* Start SOURCE DATA *
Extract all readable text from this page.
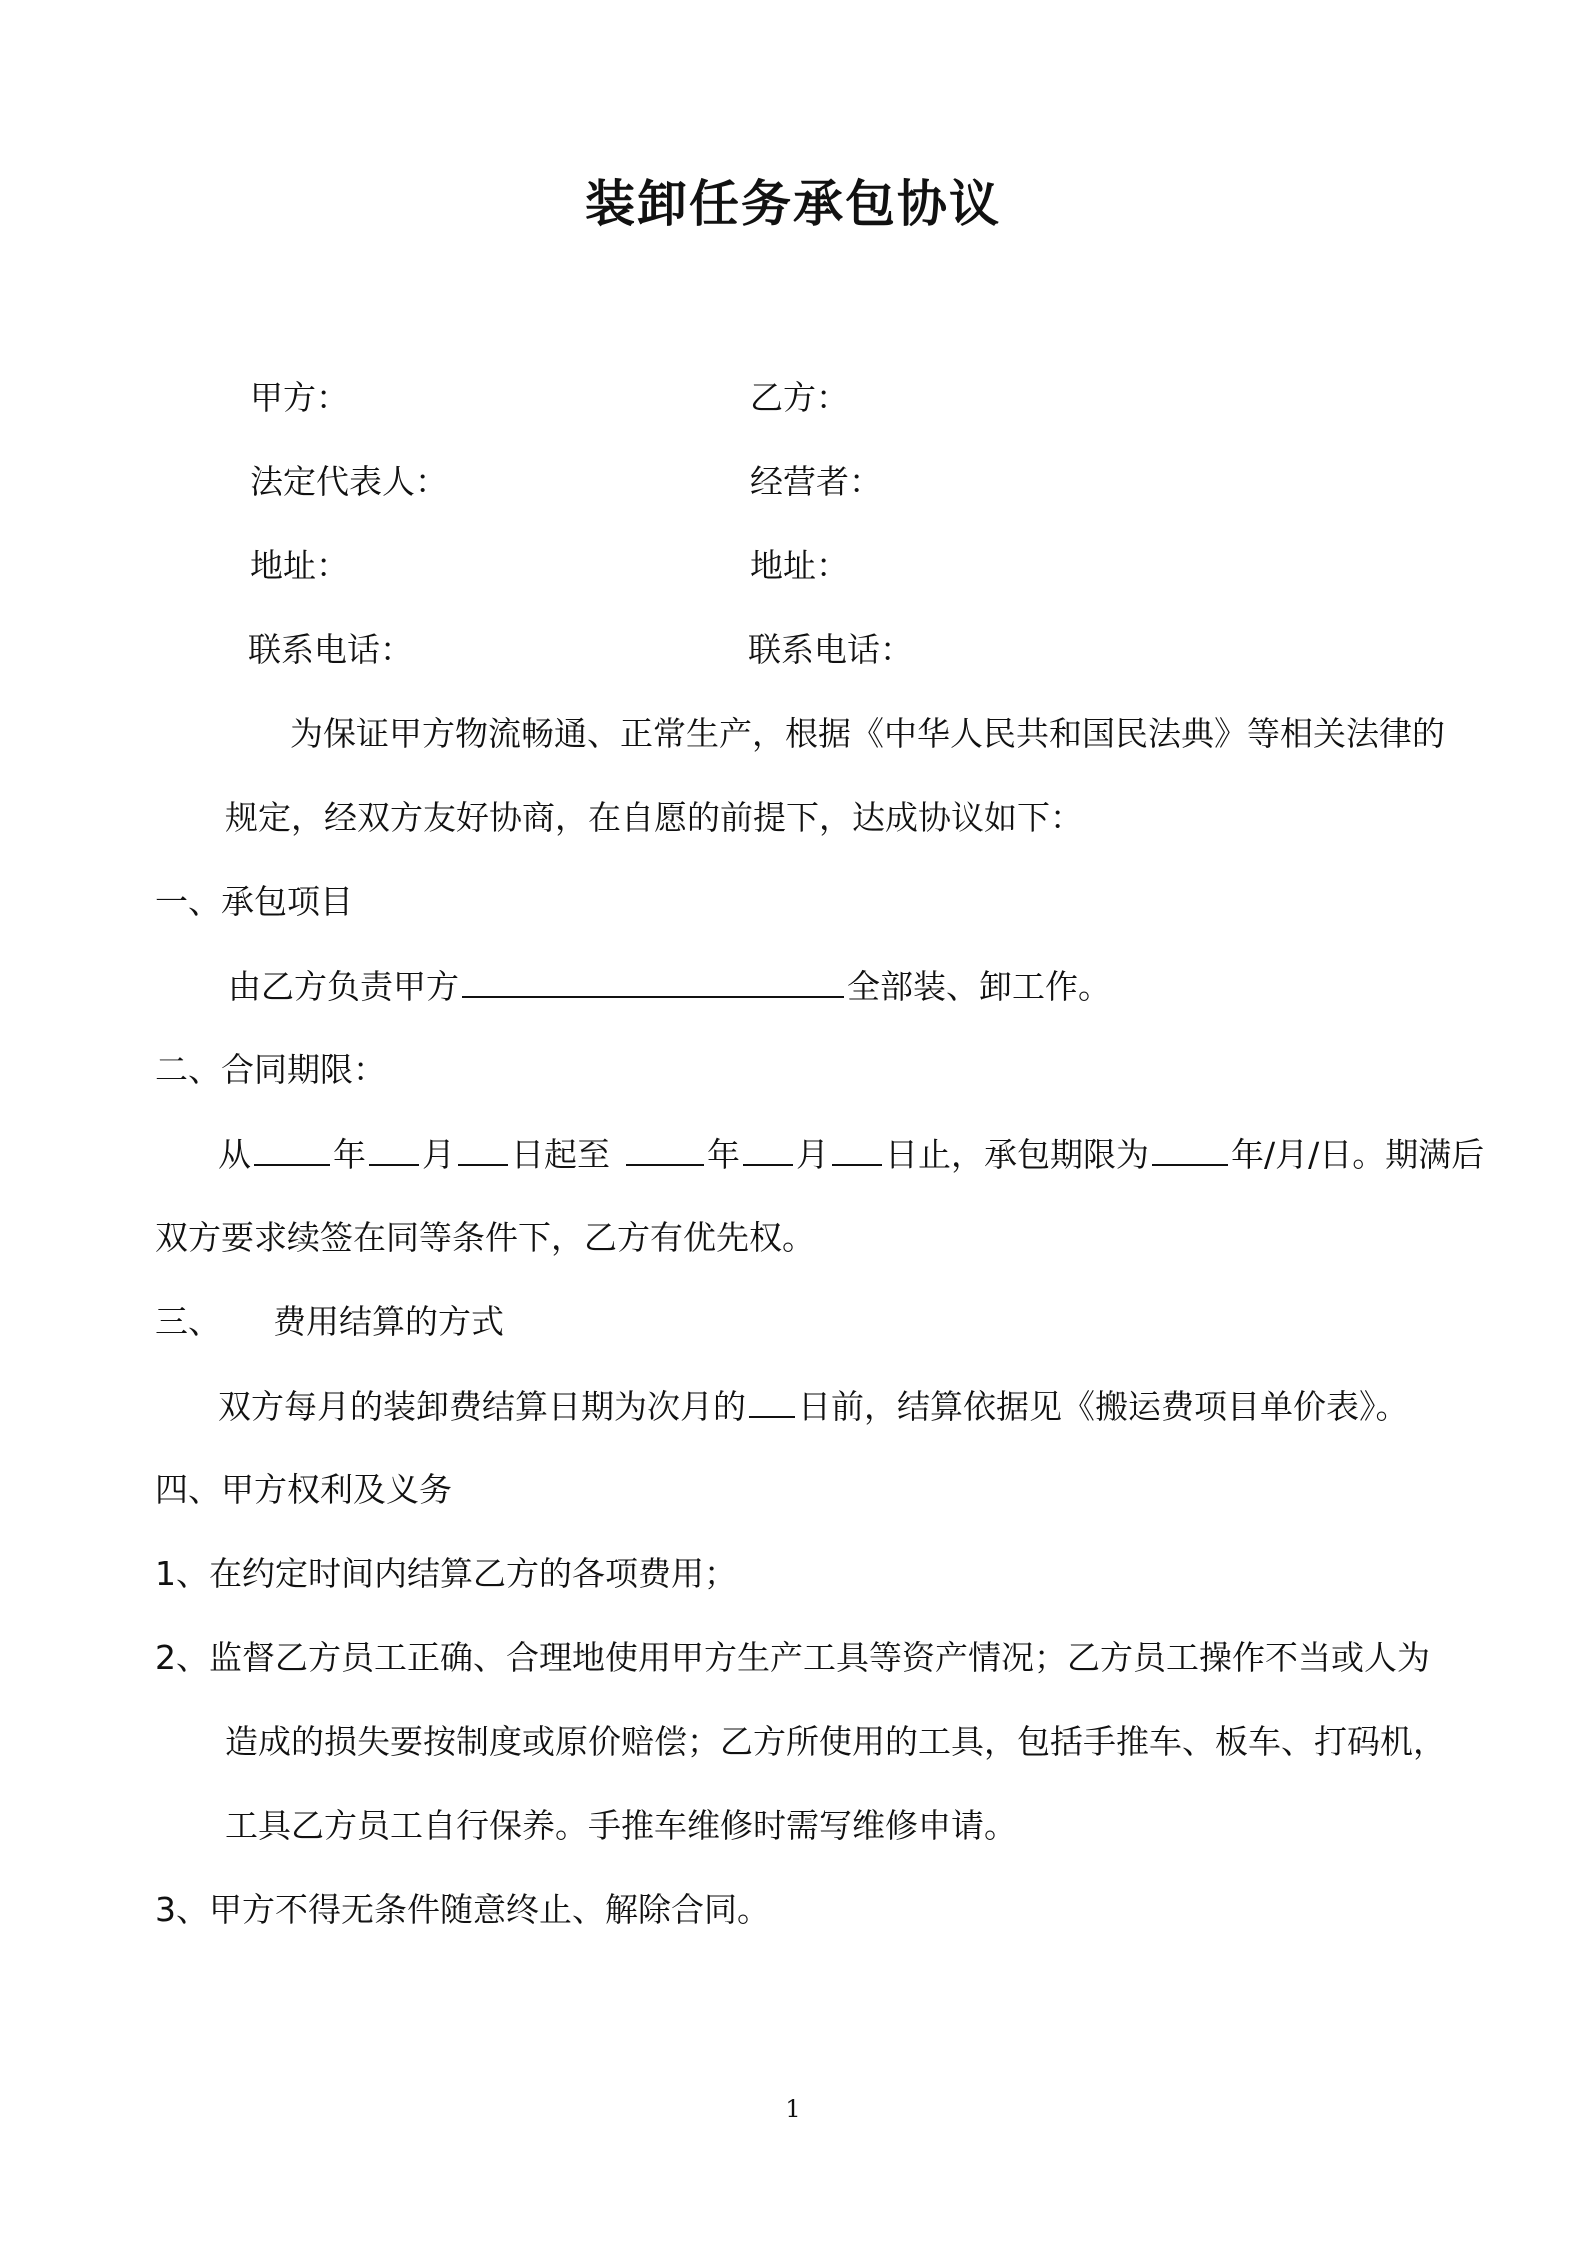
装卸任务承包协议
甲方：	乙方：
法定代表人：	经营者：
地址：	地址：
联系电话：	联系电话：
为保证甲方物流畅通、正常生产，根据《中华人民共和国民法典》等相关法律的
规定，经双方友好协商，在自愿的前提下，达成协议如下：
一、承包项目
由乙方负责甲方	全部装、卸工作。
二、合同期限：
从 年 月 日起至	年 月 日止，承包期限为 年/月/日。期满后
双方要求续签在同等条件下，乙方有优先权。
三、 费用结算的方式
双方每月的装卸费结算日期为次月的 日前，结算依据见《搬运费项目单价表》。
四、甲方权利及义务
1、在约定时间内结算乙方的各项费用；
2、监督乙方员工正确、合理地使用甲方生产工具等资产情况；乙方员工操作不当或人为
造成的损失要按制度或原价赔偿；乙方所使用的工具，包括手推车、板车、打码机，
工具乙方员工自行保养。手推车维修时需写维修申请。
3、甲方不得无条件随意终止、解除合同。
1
* End SOURCE DATA *
EXERCISE AIM =
Repeat all of the records verbatim, leaving out the pictures.

TASK RESULT =
Extract all readable text from this page.
装卸任务承包协议
甲方：	乙方：
法定代表人：	经营者：
地址：	地址：
联系电话：	联系电话：
为保证甲方物流畅通、正常生产，根据《中华人民共和国民法典》等相关法律的
规定，经双方友好协商，在自愿的前提下，达成协议如下：
一、承包项目
由乙方负责甲方	全部装、卸工作。
二、合同期限：
从 年 月 日起至	年 月 日止，承包期限为 年/月/日。期满后
双方要求续签在同等条件下，乙方有优先权。
三、 费用结算的方式
双方每月的装卸费结算日期为次月的 日前，结算依据见《搬运费项目单价表》。
四、甲方权利及义务
1、在约定时间内结算乙方的各项费用；
2、监督乙方员工正确、合理地使用甲方生产工具等资产情况；乙方员工操作不当或人为
造成的损失要按制度或原价赔偿；乙方所使用的工具，包括手推车、板车、打码机，
工具乙方员工自行保养。手推车维修时需写维修申请。
3、甲方不得无条件随意终止、解除合同。
1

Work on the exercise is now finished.